=== GIVEN TASK ===
Copy every line in the records below that contains the word "JSON".
═══ TASK INPUTS ═══
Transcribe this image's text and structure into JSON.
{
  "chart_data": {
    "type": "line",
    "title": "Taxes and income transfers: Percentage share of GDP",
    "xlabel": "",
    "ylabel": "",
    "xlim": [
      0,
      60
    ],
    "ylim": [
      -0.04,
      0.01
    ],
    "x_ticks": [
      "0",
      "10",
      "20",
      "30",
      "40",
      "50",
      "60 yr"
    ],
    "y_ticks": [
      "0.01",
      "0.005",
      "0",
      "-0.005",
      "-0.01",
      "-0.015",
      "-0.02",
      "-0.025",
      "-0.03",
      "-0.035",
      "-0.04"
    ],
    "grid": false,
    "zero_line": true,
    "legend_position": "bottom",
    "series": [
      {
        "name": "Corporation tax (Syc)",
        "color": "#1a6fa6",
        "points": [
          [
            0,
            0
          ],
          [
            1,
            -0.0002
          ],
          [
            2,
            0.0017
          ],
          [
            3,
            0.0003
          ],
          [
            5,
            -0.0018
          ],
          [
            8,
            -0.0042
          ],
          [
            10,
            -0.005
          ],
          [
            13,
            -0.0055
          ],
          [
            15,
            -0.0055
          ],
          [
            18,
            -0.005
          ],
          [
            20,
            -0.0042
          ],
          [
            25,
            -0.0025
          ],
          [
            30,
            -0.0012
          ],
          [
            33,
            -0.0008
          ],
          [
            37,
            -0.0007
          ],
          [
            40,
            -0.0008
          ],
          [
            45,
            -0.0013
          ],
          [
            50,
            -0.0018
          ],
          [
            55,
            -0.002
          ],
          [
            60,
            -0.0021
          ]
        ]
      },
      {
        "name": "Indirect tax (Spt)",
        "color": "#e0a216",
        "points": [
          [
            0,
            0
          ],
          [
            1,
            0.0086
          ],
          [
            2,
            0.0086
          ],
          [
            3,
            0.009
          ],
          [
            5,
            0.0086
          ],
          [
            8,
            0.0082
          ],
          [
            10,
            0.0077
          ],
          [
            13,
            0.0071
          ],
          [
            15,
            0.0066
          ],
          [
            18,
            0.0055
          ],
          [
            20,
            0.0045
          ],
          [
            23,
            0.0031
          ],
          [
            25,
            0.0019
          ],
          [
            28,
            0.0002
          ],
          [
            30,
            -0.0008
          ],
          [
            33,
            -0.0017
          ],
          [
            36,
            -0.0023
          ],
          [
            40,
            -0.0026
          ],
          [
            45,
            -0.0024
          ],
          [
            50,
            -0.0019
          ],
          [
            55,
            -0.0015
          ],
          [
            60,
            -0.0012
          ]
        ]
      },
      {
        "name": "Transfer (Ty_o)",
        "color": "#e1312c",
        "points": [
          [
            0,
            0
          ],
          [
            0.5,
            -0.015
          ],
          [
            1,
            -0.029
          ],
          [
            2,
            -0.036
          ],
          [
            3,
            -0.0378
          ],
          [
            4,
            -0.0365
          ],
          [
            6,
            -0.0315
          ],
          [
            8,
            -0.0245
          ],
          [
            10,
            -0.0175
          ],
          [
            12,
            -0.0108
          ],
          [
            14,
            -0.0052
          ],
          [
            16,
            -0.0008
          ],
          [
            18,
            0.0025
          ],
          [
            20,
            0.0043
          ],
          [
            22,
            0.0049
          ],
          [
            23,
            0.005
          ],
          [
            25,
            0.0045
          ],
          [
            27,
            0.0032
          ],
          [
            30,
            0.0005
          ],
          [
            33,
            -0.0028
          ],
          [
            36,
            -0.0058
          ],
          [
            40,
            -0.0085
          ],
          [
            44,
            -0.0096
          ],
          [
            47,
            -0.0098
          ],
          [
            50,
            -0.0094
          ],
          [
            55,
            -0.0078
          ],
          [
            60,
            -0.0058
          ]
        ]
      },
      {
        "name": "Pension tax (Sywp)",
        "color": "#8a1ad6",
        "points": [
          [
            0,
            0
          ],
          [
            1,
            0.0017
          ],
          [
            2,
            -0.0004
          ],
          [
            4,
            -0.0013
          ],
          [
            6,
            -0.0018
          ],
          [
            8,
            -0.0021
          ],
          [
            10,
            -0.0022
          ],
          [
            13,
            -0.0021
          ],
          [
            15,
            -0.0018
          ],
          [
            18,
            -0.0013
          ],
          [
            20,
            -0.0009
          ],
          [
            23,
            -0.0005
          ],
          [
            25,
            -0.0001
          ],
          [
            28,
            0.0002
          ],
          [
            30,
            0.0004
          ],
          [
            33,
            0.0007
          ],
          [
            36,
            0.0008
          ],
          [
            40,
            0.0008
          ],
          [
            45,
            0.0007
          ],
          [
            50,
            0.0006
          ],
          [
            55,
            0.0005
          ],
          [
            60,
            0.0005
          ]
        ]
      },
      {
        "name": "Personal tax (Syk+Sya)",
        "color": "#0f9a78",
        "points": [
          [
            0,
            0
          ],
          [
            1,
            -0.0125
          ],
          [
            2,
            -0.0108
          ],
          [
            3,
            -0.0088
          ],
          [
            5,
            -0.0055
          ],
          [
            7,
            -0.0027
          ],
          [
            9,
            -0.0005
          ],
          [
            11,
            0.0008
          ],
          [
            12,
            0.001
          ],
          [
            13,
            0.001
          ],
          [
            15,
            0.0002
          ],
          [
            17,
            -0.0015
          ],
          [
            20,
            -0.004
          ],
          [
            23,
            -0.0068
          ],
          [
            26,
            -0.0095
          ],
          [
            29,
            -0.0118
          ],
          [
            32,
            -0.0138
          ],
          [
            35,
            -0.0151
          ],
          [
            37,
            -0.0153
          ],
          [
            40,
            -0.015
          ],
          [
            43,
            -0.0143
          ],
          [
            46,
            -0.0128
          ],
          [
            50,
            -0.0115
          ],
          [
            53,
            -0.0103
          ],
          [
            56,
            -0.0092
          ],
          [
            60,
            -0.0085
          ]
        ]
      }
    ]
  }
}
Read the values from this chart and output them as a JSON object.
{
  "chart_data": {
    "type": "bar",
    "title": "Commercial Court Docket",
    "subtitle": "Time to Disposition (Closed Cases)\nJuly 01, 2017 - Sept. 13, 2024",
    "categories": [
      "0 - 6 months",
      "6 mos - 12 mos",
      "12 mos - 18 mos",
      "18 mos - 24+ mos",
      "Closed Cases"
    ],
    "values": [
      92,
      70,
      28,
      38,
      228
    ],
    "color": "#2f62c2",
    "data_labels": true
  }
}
═══
=== TASK ANSWER ===
Transcribe this image's text and structure into JSON.
Read the values from this chart and output them as a JSON object.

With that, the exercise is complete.